> [AIM] Copy out all the records exactly.

> [DATASET RECORDS]

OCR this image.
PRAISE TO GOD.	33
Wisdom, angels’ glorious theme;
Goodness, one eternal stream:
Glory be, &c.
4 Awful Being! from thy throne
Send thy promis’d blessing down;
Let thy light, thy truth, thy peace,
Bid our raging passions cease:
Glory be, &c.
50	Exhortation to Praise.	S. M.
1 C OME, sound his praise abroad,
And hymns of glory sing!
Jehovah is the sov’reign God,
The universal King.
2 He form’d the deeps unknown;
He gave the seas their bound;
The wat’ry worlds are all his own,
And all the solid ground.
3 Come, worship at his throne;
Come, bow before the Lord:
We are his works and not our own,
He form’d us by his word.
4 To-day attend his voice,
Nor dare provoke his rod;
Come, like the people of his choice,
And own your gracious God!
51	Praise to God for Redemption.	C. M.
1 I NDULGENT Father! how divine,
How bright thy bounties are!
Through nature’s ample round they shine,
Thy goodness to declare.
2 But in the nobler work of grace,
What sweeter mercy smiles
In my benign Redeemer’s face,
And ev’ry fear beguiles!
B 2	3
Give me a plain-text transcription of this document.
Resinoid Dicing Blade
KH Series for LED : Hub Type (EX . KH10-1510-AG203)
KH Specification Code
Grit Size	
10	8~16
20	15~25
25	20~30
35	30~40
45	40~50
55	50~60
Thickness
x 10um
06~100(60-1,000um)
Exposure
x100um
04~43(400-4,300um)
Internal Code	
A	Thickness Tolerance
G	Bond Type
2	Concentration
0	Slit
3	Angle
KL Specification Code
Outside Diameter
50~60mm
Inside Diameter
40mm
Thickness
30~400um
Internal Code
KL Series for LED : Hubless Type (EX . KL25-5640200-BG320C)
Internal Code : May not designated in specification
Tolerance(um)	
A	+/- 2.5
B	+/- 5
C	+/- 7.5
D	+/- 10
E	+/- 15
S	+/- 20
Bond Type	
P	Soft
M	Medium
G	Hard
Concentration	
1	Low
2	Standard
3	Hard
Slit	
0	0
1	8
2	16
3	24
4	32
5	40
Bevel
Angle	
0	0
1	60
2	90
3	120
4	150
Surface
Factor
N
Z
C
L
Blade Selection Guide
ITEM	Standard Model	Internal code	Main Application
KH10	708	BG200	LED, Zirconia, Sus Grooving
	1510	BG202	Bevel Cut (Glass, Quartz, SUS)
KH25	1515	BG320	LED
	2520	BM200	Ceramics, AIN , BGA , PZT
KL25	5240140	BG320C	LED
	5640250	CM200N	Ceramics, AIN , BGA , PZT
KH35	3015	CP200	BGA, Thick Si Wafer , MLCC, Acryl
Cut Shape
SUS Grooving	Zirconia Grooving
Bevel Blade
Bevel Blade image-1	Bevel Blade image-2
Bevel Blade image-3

> [EXERCISE SOLUTION]
OCR this image.
PRAISE TO GOD.	33
Wisdom, angels’ glorious theme;
Goodness, one eternal stream:
Glory be, &c.
4 Awful Being! from thy throne
Send thy promis’d blessing down;
Let thy light, thy truth, thy peace,
Bid our raging passions cease:
Glory be, &c.
50	Exhortation to Praise.	S. M.
1 C OME, sound his praise abroad,
And hymns of glory sing!
Jehovah is the sov’reign God,
The universal King.
2 He form’d the deeps unknown;
He gave the seas their bound;
The wat’ry worlds are all his own,
And all the solid ground.
3 Come, worship at his throne;
Come, bow before the Lord:
We are his works and not our own,
He form’d us by his word.
4 To-day attend his voice,
Nor dare provoke his rod;
Come, like the people of his choice,
And own your gracious God!
51	Praise to God for Redemption.	C. M.
1 I NDULGENT Father! how divine,
How bright thy bounties are!
Through nature’s ample round they shine,
Thy goodness to declare.
2 But in the nobler work of grace,
What sweeter mercy smiles
In my benign Redeemer’s face,
And ev’ry fear beguiles!
B 2	3
Give me a plain-text transcription of this document.
Resinoid Dicing Blade
KH Series for LED : Hub Type (EX . KH10-1510-AG203)
KH Specification Code
Grit Size	
10	8~16
20	15~25
25	20~30
35	30~40
45	40~50
55	50~60
Thickness
x 10um
06~100(60-1,000um)
Exposure
x100um
04~43(400-4,300um)
Internal Code	
A	Thickness Tolerance
G	Bond Type
2	Concentration
0	Slit
3	Angle
KL Specification Code
Outside Diameter
50~60mm
Inside Diameter
40mm
Thickness
30~400um
Internal Code
KL Series for LED : Hubless Type (EX . KL25-5640200-BG320C)
Internal Code : May not designated in specification
Tolerance(um)	
A	+/- 2.5
B	+/- 5
C	+/- 7.5
D	+/- 10
E	+/- 15
S	+/- 20
Bond Type	
P	Soft
M	Medium
G	Hard
Concentration	
1	Low
2	Standard
3	Hard
Slit	
0	0
1	8
2	16
3	24
4	32
5	40
Bevel
Angle	
0	0
1	60
2	90
3	120
4	150
Surface
Factor
N
Z
C
L
Blade Selection Guide
ITEM	Standard Model	Internal code	Main Application
KH10	708	BG200	LED, Zirconia, Sus Grooving
	1510	BG202	Bevel Cut (Glass, Quartz, SUS)
KH25	1515	BG320	LED
	2520	BM200	Ceramics, AIN , BGA , PZT
KL25	5240140	BG320C	LED
	5640250	CM200N	Ceramics, AIN , BGA , PZT
KH35	3015	CP200	BGA, Thick Si Wafer , MLCC, Acryl
Cut Shape
SUS Grooving	Zirconia Grooving
Bevel Blade
Bevel Blade image-1	Bevel Blade image-2
Bevel Blade image-3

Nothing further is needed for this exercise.